◆ SHORT TASK ◆
Would you pull out every line of the material that contains the string "settore"?

Stored entries:
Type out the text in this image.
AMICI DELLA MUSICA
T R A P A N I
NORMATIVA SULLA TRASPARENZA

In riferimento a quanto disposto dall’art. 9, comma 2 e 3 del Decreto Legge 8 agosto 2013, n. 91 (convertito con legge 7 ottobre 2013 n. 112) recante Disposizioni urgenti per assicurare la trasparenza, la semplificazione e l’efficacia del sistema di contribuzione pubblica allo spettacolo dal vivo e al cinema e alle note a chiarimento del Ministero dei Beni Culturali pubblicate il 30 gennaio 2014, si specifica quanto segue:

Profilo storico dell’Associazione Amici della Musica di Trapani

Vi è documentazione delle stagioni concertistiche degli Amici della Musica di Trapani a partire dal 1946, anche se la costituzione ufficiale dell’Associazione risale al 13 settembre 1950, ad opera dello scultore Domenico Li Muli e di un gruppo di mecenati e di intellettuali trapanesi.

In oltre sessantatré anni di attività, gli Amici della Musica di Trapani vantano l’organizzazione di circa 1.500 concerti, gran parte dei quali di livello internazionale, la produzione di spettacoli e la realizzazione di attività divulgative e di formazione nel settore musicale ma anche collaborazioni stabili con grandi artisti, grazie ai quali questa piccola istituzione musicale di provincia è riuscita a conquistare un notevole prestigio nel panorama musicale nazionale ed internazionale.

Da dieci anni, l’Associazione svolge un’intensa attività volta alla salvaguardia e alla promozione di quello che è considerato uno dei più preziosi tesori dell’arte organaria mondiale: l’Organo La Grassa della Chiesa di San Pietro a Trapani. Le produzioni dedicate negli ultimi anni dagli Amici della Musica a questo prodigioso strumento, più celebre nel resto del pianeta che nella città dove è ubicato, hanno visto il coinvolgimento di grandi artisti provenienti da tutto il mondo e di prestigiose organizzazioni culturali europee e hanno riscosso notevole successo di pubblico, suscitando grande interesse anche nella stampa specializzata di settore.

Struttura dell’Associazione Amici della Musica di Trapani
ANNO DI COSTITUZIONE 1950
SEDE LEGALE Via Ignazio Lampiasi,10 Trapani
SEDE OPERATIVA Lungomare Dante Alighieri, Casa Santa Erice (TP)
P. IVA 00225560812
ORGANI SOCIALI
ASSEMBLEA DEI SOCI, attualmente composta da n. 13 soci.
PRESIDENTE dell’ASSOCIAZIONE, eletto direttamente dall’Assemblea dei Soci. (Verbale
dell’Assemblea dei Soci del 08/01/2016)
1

◆ OUTPUT OF THE EXERCISE ◆
In oltre sessantatré anni di attività, gli Amici della Musica di Trapani vantano l’organizzazione di circa 1.500 concerti, gran parte dei quali di livello internazionale, la produzione di spettacoli e la realizzazione di attività divulgative e di formazione nel settore musicale ma anche collaborazioni stabili con grandi artisti, grazie ai quali questa piccola istituzione musicale di provincia è riuscita a conquistare un notevole prestigio nel panorama musicale nazionale ed internazionale.
Da dieci anni, l’Associazione svolge un’intensa attività volta alla salvaguardia e alla promozione di quello che è considerato uno dei più preziosi tesori dell’arte organaria mondiale: l’Organo La Grassa della Chiesa di San Pietro a Trapani. Le produzioni dedicate negli ultimi anni dagli Amici della Musica a questo prodigioso strumento, più celebre nel resto del pianeta che nella città dove è ubicato, hanno visto il coinvolgimento di grandi artisti provenienti da tutto il mondo e di prestigiose organizzazioni culturali europee e hanno riscosso notevole successo di pubblico, suscitando grande interesse anche nella stampa specializzata di settore.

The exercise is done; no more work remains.